-- begin Data records --
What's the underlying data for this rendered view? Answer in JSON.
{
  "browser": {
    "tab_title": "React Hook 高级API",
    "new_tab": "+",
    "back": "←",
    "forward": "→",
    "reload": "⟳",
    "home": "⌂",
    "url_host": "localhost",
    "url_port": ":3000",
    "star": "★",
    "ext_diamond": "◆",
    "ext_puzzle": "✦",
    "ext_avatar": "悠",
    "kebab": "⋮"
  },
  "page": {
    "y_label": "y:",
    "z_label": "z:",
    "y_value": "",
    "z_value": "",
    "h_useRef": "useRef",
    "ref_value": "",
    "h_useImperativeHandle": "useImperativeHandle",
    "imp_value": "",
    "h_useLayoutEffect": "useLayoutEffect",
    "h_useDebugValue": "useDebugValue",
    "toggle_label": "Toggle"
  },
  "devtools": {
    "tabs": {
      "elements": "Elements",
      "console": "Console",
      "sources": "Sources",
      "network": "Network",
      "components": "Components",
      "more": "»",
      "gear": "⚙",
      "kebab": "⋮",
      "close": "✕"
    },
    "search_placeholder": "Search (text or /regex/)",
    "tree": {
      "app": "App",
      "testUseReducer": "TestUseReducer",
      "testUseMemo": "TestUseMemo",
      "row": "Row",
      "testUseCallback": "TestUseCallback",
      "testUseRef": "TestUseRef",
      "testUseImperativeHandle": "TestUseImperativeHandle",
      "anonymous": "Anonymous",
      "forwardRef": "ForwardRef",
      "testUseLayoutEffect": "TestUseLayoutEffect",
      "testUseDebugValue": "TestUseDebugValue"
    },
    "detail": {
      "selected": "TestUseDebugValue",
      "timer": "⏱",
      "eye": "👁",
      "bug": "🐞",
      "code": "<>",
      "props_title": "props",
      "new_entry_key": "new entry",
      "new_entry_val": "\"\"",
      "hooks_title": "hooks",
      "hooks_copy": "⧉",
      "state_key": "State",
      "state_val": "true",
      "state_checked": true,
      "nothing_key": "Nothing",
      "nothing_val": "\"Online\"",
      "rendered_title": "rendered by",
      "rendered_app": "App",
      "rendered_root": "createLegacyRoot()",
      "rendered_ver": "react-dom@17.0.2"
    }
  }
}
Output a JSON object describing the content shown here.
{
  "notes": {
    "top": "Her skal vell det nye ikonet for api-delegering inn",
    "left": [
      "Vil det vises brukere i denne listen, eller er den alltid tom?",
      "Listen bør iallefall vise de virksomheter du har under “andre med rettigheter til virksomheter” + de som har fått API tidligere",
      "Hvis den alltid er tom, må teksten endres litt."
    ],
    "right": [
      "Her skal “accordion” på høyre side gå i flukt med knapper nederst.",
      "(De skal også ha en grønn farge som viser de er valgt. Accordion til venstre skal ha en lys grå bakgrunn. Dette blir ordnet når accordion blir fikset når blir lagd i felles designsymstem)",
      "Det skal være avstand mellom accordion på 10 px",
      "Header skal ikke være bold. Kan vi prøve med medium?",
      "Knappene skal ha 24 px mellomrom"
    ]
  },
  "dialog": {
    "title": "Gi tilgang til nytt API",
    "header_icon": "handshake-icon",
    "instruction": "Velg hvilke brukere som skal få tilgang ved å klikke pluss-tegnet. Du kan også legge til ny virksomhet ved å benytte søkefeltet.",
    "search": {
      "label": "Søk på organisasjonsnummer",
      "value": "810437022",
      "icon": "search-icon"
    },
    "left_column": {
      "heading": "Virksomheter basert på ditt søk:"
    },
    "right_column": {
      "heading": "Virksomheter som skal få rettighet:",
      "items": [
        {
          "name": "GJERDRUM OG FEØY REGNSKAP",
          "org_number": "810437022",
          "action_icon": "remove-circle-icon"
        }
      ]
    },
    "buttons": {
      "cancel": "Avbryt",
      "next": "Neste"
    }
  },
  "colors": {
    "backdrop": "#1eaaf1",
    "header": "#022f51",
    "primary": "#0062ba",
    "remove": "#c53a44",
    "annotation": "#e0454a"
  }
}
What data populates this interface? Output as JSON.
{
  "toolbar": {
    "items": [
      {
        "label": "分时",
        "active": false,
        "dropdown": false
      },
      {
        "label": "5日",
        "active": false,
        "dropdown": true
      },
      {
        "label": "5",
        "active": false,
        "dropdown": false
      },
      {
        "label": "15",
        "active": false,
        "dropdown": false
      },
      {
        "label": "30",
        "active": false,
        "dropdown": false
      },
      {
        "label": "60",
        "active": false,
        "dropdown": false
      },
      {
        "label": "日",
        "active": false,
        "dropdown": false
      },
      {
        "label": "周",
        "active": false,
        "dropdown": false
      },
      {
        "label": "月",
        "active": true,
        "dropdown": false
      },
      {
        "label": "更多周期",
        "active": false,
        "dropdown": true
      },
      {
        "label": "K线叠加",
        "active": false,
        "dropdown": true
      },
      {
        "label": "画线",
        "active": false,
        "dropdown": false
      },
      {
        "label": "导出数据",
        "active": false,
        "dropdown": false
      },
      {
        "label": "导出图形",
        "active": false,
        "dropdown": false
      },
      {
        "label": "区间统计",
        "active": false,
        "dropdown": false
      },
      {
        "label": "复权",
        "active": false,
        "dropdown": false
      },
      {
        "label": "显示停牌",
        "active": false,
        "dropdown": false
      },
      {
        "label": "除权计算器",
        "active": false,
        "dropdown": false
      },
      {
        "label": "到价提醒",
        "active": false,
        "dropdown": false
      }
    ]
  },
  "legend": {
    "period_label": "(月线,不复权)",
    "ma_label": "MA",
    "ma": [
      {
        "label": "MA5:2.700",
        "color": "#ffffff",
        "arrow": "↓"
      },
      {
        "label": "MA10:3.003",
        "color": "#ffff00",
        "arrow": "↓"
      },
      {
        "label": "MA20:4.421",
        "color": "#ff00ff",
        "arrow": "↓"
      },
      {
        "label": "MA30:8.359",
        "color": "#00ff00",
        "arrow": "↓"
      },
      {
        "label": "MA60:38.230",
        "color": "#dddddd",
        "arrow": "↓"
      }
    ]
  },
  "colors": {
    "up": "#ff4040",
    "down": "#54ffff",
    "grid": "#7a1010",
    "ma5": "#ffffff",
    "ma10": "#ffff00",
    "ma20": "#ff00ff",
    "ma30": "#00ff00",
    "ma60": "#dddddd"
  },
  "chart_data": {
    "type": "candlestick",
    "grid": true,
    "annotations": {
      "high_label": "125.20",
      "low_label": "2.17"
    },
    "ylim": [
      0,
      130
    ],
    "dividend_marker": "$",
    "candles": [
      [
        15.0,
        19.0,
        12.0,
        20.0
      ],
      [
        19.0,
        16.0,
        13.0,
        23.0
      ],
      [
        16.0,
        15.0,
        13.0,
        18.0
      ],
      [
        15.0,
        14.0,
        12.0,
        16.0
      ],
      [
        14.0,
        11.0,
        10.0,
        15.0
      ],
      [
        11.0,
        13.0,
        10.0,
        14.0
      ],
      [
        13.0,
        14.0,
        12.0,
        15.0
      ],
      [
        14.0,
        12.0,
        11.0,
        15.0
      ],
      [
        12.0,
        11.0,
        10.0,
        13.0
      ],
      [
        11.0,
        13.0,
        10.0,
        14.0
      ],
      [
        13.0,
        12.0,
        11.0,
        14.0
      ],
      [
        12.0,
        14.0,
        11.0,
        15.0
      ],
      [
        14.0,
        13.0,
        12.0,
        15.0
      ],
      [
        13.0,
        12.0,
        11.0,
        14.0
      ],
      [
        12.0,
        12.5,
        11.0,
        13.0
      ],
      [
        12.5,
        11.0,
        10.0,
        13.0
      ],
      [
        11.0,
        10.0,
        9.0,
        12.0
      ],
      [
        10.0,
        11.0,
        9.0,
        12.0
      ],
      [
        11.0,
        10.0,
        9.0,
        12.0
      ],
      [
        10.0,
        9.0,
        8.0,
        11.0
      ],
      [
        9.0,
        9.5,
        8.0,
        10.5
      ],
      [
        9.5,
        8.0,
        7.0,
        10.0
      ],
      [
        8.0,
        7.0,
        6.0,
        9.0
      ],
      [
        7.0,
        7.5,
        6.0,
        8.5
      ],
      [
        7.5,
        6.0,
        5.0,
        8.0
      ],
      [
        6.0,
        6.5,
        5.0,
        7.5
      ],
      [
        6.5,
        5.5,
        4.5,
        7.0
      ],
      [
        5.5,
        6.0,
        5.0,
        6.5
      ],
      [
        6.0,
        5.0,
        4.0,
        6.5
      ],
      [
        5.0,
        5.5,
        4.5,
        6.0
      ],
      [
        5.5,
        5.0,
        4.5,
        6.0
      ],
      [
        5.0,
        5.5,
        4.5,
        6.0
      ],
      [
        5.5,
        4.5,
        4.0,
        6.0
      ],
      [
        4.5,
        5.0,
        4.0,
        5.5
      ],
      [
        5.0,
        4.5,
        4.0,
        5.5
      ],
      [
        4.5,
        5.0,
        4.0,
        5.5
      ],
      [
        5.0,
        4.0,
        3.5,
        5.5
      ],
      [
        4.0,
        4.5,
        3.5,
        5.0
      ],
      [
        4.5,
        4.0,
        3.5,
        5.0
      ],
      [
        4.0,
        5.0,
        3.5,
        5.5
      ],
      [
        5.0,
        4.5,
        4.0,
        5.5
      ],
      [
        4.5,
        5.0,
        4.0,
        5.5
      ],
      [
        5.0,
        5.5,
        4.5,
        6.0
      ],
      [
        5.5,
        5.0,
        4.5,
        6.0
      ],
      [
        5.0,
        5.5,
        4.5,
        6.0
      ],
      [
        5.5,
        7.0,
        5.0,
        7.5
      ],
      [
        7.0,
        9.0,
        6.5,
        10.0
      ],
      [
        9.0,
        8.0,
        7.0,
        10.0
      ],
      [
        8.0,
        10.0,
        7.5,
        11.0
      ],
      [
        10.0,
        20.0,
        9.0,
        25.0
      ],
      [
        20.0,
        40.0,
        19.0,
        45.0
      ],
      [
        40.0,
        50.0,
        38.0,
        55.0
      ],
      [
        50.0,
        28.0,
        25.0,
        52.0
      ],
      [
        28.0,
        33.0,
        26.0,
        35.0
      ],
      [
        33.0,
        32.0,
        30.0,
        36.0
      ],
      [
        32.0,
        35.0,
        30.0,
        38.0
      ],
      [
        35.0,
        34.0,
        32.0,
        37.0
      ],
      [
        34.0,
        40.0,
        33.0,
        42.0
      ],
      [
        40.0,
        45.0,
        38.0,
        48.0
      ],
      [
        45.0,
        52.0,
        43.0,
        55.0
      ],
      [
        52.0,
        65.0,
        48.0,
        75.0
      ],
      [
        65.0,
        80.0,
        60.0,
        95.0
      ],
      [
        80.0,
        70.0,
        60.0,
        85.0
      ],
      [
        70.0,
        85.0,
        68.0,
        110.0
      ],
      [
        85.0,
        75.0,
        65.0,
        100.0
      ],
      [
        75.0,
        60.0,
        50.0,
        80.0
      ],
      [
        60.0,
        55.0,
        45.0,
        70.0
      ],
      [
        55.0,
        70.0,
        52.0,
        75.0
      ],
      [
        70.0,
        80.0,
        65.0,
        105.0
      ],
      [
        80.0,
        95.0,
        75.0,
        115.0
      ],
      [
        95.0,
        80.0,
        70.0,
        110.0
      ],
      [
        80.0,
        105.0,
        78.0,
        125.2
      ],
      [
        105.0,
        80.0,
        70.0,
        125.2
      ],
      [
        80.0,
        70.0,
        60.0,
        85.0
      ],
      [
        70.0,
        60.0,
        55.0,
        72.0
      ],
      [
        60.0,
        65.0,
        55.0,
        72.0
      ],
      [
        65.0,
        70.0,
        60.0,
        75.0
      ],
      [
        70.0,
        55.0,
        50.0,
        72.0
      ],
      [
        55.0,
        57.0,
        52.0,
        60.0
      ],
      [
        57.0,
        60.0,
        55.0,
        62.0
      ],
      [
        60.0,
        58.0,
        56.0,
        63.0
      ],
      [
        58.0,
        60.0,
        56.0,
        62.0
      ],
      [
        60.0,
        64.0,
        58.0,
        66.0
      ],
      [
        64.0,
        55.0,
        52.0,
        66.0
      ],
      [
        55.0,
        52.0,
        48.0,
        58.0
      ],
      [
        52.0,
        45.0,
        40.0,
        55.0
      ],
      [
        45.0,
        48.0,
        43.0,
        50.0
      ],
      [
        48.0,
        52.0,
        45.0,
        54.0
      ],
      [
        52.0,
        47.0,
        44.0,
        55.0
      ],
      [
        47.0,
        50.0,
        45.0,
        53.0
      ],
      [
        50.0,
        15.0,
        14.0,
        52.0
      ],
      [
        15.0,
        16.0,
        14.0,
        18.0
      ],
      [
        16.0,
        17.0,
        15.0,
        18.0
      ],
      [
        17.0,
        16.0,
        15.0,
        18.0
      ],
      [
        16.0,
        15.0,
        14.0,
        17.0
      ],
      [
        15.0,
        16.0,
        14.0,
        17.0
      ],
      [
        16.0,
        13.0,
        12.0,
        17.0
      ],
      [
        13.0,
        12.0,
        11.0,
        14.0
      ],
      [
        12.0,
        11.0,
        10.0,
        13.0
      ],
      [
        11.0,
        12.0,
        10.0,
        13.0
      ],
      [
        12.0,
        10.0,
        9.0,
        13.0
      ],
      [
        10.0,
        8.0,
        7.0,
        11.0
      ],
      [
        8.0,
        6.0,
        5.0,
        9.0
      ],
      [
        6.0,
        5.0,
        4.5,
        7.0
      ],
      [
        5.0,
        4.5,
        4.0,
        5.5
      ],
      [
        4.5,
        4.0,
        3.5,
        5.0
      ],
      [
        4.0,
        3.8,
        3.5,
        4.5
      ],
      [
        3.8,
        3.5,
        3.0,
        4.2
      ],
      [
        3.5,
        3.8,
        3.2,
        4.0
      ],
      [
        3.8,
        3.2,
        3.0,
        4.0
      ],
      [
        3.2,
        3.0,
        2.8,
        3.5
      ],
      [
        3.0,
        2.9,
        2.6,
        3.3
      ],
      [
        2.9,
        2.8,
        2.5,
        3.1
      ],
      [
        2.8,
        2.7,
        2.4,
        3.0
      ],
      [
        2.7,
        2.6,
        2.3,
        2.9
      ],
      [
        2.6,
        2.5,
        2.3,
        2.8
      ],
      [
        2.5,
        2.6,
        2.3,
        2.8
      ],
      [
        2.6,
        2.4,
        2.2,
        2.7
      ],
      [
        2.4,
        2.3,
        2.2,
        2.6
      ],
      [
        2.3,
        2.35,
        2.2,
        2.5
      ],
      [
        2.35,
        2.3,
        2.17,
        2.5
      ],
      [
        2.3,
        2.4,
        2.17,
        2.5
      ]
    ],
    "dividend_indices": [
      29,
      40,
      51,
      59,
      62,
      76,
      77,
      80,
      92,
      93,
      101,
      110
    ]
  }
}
-- end Data records --
### What you will do
Scan the records above for the string "brukere", then report every line that contains it.

### Output of the exercise
      "Vil det vises brukere i denne listen, eller er den alltid tom?",
    "instruction": "Velg hvilke brukere som skal få tilgang ved å klikke pluss-tegnet. Du kan også legge til ny virksomhet ved å benytte søkefeltet.",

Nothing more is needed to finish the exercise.